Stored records
((

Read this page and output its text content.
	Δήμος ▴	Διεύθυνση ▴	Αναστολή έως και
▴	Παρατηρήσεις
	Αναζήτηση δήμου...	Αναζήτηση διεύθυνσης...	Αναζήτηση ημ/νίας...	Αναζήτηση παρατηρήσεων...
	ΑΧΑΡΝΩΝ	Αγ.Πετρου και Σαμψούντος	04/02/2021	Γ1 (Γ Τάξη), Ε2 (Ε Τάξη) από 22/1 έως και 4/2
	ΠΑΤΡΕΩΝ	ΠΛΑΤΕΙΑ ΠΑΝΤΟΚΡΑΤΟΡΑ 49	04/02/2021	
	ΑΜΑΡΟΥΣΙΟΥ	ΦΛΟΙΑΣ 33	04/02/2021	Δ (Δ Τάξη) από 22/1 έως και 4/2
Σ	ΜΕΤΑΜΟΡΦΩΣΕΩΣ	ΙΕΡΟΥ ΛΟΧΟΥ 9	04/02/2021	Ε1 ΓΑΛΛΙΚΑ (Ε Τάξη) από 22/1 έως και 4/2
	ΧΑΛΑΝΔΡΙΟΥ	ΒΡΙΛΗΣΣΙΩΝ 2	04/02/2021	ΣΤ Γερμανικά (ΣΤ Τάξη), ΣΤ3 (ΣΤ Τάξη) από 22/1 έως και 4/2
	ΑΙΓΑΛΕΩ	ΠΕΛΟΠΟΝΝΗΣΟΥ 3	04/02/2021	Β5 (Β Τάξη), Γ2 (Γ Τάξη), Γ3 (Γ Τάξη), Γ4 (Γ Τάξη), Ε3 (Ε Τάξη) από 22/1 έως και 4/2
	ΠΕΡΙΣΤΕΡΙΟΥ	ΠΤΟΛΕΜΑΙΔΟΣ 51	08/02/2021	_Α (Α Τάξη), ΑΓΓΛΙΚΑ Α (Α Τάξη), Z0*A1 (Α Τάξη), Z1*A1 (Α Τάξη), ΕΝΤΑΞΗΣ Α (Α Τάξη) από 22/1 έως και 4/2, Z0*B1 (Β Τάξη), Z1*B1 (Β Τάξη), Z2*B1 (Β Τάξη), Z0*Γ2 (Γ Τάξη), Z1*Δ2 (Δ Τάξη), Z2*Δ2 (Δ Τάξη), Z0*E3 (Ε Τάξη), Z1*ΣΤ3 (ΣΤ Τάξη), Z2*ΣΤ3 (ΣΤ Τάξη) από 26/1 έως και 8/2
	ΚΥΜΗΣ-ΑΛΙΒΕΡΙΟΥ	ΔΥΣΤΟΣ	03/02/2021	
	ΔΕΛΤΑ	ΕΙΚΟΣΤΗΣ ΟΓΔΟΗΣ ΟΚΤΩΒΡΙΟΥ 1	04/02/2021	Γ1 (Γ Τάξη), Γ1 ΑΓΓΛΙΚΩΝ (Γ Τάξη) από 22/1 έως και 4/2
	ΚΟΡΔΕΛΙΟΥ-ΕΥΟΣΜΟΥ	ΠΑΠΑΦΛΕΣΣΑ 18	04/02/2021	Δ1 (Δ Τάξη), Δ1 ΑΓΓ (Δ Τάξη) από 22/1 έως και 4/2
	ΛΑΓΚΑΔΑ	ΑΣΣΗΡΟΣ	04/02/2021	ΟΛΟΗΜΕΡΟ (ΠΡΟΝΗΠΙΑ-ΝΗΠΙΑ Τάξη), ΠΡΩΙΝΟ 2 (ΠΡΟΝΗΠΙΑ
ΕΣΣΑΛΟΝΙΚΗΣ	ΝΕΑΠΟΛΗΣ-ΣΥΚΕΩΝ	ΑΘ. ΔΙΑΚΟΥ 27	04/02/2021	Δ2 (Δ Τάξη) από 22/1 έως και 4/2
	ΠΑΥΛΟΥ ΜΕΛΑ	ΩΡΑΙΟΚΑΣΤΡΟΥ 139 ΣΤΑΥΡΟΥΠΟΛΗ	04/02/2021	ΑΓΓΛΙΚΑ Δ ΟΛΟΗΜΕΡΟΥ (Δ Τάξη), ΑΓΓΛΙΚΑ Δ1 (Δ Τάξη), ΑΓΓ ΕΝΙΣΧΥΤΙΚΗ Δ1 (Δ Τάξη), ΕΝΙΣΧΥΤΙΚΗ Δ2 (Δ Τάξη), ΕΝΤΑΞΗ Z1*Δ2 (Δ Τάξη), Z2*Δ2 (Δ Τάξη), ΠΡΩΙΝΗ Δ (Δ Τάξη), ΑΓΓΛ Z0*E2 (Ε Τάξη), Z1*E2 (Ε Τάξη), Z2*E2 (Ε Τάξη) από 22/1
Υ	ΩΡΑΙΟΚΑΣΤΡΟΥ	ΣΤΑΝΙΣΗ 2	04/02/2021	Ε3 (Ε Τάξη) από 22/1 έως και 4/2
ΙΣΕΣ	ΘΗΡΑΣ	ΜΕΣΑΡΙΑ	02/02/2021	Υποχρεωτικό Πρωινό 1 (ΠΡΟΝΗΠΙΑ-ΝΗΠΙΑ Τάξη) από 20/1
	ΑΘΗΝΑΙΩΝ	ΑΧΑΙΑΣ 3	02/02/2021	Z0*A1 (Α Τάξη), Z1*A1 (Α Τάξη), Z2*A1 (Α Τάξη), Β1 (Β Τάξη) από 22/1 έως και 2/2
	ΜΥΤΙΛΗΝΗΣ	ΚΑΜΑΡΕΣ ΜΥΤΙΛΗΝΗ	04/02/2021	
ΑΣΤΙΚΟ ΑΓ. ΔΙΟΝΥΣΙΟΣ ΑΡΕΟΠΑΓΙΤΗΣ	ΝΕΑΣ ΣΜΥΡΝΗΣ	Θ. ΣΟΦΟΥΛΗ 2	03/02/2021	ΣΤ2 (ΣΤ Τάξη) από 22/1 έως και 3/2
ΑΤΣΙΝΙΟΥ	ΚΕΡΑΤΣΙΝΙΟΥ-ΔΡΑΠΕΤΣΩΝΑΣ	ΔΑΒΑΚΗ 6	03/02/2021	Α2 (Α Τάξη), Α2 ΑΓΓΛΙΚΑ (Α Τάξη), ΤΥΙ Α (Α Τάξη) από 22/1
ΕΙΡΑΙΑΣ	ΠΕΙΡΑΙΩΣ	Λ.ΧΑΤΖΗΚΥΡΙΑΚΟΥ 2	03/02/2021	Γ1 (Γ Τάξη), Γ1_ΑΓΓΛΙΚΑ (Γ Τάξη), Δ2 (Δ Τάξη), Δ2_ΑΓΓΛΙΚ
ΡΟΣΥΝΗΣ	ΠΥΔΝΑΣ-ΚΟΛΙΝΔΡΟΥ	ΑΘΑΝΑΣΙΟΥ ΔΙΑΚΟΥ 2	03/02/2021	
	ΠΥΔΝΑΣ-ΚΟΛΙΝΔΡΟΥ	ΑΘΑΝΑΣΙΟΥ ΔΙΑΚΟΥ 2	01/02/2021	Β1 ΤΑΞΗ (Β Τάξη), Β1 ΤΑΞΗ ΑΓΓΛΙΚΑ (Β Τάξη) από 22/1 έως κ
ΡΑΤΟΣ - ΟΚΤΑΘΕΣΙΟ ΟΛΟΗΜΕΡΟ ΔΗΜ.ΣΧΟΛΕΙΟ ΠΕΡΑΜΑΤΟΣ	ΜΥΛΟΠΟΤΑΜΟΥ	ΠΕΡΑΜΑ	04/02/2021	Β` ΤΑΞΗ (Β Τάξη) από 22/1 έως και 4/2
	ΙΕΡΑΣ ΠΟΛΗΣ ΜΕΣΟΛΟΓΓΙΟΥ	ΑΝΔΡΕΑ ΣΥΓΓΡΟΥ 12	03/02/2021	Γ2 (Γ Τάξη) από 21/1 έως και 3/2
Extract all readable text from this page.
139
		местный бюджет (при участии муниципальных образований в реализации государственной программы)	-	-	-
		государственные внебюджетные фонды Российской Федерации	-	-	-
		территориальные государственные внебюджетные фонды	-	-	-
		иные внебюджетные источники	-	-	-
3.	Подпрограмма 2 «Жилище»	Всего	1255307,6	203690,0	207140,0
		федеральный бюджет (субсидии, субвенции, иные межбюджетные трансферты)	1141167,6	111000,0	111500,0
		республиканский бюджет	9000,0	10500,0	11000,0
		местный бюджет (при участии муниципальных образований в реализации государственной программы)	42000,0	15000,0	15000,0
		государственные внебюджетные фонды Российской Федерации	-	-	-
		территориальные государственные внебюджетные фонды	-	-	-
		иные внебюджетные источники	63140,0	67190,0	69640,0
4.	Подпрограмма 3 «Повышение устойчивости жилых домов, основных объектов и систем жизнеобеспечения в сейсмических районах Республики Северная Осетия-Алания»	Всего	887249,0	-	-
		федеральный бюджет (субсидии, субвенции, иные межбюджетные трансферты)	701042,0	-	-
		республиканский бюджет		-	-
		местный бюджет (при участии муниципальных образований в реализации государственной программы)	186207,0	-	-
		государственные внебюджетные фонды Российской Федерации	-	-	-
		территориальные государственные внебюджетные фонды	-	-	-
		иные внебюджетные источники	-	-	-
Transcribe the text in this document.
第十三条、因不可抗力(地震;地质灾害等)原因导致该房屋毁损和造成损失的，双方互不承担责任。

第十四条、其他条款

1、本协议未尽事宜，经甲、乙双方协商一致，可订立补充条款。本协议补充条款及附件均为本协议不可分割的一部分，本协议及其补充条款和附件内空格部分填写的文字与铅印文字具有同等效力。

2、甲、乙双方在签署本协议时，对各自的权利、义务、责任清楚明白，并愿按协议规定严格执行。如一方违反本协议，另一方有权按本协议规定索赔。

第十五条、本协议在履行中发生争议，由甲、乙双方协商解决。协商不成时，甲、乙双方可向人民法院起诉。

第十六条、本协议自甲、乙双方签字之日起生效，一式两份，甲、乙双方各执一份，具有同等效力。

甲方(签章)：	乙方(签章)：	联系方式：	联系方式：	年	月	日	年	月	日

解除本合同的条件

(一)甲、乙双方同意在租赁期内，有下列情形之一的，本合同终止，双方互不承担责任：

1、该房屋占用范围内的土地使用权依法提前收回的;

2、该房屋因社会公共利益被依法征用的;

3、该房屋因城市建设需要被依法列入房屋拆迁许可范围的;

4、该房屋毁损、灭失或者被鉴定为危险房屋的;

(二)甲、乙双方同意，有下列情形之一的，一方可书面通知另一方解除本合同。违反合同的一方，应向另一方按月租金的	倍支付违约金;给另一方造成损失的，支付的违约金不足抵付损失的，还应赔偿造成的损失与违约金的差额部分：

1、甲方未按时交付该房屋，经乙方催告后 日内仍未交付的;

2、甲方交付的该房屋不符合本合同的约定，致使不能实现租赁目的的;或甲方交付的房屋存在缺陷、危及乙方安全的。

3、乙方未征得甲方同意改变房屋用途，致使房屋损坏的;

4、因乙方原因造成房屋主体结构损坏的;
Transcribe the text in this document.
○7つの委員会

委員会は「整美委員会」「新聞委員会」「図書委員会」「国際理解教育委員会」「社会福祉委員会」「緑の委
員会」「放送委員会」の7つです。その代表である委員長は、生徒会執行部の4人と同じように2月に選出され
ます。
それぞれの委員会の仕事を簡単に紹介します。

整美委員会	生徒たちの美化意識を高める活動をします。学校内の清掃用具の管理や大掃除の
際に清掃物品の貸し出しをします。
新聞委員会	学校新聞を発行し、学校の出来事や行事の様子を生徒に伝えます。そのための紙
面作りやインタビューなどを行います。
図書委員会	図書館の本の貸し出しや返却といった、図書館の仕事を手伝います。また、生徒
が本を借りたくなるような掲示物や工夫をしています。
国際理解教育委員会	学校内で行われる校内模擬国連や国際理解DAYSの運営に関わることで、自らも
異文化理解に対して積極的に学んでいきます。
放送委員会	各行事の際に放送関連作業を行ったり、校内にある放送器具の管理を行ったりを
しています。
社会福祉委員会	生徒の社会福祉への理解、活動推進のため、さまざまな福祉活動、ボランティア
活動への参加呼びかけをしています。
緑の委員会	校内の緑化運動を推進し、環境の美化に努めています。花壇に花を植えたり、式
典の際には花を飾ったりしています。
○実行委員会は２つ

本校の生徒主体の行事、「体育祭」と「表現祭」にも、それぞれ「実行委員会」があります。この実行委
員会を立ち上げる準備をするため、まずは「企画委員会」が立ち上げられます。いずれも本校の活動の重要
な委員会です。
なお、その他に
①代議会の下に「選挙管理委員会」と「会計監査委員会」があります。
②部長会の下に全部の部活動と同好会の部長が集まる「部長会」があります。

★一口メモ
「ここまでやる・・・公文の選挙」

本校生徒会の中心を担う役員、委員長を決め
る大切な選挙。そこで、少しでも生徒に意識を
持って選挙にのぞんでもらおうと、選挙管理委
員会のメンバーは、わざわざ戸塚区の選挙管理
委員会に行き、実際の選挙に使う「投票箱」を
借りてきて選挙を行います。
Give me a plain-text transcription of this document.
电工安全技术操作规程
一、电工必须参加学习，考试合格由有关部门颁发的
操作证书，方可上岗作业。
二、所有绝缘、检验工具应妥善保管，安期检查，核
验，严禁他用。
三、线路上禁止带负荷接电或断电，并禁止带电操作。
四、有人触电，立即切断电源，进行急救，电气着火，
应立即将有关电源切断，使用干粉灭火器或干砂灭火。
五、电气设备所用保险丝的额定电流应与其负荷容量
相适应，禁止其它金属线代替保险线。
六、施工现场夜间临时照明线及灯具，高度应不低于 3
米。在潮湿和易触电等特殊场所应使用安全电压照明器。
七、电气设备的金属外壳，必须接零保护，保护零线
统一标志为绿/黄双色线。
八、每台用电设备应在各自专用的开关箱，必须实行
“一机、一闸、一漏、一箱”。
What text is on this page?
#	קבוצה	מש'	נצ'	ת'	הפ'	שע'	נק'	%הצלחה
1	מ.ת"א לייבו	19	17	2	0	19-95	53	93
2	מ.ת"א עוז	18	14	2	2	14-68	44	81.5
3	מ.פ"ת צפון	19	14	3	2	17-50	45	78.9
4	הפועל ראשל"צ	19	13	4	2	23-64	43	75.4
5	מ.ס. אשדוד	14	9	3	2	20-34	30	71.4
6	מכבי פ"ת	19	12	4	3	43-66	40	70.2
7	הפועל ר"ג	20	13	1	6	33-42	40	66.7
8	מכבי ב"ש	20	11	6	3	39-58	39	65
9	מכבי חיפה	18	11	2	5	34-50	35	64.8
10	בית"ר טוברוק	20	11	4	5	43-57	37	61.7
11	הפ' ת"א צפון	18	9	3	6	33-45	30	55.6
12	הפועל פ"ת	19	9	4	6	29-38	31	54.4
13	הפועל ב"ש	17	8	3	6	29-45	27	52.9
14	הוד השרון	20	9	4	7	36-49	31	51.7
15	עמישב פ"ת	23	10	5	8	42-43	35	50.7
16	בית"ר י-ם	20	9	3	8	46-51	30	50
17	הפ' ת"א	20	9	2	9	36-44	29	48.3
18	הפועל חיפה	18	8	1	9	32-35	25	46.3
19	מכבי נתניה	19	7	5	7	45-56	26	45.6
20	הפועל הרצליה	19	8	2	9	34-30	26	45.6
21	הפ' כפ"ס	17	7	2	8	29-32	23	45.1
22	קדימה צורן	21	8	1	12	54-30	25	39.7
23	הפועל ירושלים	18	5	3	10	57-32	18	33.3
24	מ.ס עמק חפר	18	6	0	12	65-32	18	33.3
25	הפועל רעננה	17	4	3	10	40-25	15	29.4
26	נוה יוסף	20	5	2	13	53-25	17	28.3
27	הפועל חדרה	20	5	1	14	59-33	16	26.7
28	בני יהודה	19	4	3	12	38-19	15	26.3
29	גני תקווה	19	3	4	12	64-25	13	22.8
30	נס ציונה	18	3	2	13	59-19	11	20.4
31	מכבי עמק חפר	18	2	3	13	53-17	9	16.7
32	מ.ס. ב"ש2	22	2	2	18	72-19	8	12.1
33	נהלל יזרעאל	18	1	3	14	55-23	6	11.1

))

__What this task involves__: Pick each line holding the word "国際理解教育委員会" out of the data and copy it.

__The solution__:
委員会は「整美委員会」「新聞委員会」「図書委員会」「国際理解教育委員会」「社会福祉委員会」「緑の委
国際理解教育委員会	学校内で行われる校内模擬国連や国際理解DAYSの運営に関わることで、自らも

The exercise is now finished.